Extracted data entries:
======

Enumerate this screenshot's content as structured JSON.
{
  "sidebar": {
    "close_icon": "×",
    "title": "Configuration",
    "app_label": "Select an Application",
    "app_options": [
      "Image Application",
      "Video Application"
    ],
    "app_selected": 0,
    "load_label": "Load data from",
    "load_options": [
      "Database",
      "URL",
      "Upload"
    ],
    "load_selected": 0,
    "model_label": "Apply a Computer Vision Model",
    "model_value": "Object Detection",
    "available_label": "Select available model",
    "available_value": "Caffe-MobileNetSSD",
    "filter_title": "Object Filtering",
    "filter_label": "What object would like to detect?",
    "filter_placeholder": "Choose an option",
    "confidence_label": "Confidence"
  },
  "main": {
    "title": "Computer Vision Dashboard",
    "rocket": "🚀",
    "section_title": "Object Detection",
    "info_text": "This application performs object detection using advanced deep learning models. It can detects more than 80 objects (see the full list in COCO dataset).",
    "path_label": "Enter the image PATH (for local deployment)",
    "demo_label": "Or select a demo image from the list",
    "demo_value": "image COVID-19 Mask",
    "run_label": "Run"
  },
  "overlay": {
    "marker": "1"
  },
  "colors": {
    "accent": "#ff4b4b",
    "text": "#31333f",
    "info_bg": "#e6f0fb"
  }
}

======

GIVEN INSTRUCTION:
Find the number of lines in which the word "Vision" occurs, and write nothing but that number.

THE ANSWER:
2